Given problem ▸ Copy out the lines that have "body" in them.

Information supplied ▸

********

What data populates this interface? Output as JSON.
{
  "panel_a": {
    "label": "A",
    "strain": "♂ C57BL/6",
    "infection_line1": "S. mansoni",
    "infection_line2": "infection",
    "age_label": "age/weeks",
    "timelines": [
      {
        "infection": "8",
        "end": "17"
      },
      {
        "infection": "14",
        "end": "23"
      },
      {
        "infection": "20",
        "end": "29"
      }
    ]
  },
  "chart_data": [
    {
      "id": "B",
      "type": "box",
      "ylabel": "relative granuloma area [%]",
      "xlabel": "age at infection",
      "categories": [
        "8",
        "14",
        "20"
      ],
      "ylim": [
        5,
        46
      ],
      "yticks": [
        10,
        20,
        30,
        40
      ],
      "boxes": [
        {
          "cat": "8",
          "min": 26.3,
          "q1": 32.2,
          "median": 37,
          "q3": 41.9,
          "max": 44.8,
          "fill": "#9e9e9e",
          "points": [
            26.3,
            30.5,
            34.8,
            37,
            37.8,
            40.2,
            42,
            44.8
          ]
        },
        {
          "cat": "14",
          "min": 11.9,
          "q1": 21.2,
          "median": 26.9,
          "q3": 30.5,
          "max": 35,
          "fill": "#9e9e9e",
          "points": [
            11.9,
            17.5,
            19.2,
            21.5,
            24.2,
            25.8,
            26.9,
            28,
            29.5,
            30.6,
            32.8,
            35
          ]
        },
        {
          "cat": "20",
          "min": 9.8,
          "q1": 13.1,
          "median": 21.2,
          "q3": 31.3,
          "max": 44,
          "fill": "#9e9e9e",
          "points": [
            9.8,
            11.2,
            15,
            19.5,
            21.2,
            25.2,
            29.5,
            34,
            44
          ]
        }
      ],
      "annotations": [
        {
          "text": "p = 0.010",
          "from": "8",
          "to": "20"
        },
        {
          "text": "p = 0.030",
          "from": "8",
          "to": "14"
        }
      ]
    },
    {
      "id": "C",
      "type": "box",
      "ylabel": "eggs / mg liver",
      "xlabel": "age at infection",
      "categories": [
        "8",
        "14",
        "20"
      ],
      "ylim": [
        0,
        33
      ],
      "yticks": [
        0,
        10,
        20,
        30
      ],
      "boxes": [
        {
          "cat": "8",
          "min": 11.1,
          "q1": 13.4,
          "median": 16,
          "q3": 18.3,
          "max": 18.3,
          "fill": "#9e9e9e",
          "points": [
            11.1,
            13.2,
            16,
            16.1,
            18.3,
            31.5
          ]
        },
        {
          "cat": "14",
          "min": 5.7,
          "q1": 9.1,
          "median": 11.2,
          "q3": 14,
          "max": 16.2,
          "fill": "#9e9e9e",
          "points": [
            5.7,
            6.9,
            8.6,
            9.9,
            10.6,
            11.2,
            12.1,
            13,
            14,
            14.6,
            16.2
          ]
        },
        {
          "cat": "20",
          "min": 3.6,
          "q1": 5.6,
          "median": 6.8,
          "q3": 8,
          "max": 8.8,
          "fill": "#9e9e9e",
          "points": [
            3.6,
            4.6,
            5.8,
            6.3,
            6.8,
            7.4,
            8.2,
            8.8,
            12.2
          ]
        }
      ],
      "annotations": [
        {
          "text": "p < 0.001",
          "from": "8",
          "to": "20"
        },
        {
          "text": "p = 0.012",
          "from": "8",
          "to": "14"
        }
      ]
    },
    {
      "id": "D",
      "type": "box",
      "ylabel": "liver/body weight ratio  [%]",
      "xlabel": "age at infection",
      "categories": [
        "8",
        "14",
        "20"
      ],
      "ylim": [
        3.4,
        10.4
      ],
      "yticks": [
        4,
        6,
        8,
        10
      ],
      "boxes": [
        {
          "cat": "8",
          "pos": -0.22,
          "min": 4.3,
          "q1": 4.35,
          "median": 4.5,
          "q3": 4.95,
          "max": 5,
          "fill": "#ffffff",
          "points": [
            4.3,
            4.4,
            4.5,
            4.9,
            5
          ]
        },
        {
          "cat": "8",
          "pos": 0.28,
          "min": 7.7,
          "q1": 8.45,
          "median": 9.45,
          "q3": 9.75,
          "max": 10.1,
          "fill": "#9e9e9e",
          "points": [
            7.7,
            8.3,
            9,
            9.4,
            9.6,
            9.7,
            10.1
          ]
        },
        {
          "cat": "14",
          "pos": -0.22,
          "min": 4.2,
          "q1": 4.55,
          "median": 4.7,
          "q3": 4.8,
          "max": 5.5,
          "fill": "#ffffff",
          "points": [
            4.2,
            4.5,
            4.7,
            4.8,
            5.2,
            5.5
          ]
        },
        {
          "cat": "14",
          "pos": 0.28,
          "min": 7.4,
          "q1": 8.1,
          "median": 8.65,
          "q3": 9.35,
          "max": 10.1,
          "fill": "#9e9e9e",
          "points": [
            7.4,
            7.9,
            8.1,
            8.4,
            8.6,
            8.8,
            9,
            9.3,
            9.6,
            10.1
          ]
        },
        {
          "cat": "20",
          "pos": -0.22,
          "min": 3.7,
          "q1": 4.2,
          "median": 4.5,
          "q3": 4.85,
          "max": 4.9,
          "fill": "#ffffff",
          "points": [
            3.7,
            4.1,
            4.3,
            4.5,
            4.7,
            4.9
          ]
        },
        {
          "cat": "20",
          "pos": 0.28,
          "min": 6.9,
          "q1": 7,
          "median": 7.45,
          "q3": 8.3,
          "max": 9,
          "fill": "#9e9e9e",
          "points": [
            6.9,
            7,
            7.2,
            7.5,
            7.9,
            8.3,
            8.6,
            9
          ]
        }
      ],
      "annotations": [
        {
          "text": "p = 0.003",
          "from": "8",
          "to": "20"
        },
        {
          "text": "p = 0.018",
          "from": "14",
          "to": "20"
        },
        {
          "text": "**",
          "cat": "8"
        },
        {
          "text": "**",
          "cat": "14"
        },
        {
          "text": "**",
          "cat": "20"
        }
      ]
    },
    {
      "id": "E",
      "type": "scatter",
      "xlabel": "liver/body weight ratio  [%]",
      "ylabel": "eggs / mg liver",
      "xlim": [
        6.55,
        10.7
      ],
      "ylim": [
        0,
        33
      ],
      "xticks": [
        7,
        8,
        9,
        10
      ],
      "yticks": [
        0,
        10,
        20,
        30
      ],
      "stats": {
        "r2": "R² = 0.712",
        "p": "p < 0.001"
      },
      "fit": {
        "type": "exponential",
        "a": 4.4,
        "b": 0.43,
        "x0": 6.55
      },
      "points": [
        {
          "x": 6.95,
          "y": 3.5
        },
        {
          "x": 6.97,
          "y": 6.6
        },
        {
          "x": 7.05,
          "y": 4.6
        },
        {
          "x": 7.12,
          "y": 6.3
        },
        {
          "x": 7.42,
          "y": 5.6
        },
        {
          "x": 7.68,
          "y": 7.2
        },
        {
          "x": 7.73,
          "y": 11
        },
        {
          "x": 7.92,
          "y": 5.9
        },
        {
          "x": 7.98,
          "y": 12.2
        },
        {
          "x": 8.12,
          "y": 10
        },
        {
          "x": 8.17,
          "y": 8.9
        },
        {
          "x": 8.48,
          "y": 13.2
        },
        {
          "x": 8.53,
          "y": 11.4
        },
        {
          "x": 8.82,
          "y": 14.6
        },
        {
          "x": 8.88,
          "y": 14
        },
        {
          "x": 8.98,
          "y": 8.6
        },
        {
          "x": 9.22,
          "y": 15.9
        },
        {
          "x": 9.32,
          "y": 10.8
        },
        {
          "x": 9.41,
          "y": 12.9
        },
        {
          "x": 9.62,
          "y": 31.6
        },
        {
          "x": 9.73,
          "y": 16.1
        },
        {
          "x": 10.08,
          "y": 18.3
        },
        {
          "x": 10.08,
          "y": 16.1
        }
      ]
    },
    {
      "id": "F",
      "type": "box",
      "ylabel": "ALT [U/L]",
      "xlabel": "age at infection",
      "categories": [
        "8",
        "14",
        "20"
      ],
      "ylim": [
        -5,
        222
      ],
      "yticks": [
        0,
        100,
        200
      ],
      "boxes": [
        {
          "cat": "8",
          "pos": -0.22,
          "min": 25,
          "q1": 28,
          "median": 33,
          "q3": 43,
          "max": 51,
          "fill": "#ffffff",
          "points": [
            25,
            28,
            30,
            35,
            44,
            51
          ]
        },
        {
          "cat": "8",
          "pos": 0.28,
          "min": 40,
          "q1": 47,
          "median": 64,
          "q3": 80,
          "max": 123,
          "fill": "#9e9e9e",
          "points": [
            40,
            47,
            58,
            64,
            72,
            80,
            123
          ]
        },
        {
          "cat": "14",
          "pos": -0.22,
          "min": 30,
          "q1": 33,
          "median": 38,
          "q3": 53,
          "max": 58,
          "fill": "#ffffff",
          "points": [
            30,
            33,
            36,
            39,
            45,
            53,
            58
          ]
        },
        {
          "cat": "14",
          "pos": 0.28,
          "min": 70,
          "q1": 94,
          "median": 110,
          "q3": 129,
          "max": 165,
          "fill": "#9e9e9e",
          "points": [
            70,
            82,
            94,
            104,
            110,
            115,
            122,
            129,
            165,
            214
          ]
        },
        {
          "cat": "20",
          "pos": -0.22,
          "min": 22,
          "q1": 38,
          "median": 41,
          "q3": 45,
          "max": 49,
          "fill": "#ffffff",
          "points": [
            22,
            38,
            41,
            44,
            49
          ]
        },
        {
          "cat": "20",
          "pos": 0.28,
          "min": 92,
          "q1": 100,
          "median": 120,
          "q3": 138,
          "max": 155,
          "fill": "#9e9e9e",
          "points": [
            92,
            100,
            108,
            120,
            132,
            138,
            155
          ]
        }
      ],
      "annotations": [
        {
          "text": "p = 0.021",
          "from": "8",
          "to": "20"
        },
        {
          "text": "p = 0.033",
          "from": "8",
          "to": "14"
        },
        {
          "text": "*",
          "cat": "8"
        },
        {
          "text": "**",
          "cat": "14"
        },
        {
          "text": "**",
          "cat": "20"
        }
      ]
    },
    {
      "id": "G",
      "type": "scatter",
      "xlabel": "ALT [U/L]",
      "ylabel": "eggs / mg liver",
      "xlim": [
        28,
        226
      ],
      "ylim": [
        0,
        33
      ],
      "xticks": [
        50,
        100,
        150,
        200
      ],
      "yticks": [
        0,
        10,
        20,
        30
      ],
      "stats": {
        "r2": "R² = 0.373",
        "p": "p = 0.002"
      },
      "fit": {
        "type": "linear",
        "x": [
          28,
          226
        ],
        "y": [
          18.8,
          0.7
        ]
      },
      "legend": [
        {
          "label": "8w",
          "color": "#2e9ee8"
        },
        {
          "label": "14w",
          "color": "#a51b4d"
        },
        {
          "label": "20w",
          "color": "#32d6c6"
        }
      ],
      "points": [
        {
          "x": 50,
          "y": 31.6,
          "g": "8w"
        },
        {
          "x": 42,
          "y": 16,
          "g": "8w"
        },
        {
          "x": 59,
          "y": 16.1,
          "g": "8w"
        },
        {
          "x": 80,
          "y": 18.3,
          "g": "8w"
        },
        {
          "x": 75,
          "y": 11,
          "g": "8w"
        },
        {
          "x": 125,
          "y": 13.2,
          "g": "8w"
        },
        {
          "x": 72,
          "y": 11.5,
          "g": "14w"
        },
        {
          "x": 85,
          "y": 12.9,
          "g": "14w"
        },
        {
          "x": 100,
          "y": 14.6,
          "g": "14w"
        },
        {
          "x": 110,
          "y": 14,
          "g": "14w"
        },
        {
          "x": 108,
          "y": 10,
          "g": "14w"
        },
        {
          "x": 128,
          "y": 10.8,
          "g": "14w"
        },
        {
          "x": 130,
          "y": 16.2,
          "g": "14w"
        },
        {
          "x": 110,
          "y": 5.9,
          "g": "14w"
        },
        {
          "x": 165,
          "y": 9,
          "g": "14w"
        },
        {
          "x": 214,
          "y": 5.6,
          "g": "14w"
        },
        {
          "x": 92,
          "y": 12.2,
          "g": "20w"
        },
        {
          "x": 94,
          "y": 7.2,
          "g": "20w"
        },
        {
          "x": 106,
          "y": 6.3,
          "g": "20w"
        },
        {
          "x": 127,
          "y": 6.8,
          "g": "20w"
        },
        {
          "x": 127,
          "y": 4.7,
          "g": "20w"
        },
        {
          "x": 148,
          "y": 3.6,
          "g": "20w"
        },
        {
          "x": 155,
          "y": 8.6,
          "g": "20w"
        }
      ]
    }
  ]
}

********

Reply ▸
      "ylabel": "liver/body weight ratio  [%]",
      "xlabel": "liver/body weight ratio  [%]",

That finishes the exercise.